■ Data excerpts
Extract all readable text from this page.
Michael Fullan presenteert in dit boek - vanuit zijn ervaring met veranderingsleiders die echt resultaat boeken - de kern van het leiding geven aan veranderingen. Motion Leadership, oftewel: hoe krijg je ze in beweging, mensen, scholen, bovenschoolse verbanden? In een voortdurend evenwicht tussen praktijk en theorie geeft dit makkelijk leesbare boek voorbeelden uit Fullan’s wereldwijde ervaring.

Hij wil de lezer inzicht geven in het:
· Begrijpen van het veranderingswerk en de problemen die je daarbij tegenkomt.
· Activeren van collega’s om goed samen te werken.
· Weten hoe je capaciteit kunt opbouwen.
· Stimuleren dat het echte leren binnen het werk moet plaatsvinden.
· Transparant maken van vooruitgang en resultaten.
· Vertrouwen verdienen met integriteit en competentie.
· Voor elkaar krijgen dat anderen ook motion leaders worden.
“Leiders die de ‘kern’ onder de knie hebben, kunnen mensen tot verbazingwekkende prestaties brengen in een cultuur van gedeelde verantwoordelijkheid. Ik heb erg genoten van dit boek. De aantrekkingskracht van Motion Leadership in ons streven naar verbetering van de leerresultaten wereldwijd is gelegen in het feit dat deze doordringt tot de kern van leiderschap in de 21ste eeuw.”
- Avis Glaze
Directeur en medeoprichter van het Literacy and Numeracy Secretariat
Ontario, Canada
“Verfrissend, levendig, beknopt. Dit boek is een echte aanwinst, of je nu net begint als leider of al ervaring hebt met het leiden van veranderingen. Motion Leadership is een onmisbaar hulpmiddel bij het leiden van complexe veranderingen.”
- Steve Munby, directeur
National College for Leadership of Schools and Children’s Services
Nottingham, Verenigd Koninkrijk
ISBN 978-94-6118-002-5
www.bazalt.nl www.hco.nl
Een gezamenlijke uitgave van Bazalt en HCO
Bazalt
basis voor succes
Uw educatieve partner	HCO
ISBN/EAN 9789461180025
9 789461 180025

■ WRITTEN REQUEST
Quote every record above exactly.

■ SOLVED EXERCISE
Extract all readable text from this page.
Michael Fullan presenteert in dit boek - vanuit zijn ervaring met veranderingsleiders die echt resultaat boeken - de kern van het leiding geven aan veranderingen. Motion Leadership, oftewel: hoe krijg je ze in beweging, mensen, scholen, bovenschoolse verbanden? In een voortdurend evenwicht tussen praktijk en theorie geeft dit makkelijk leesbare boek voorbeelden uit Fullan’s wereldwijde ervaring.

Hij wil de lezer inzicht geven in het:
· Begrijpen van het veranderingswerk en de problemen die je daarbij tegenkomt.
· Activeren van collega’s om goed samen te werken.
· Weten hoe je capaciteit kunt opbouwen.
· Stimuleren dat het echte leren binnen het werk moet plaatsvinden.
· Transparant maken van vooruitgang en resultaten.
· Vertrouwen verdienen met integriteit en competentie.
· Voor elkaar krijgen dat anderen ook motion leaders worden.
“Leiders die de ‘kern’ onder de knie hebben, kunnen mensen tot verbazingwekkende prestaties brengen in een cultuur van gedeelde verantwoordelijkheid. Ik heb erg genoten van dit boek. De aantrekkingskracht van Motion Leadership in ons streven naar verbetering van de leerresultaten wereldwijd is gelegen in het feit dat deze doordringt tot de kern van leiderschap in de 21ste eeuw.”
- Avis Glaze
Directeur en medeoprichter van het Literacy and Numeracy Secretariat
Ontario, Canada
“Verfrissend, levendig, beknopt. Dit boek is een echte aanwinst, of je nu net begint als leider of al ervaring hebt met het leiden van veranderingen. Motion Leadership is een onmisbaar hulpmiddel bij het leiden van complexe veranderingen.”
- Steve Munby, directeur
National College for Leadership of Schools and Children’s Services
Nottingham, Verenigd Koninkrijk
ISBN 978-94-6118-002-5
www.bazalt.nl www.hco.nl
Een gezamenlijke uitgave van Bazalt en HCO
Bazalt
basis voor succes
Uw educatieve partner	HCO
ISBN/EAN 9789461180025
9 789461 180025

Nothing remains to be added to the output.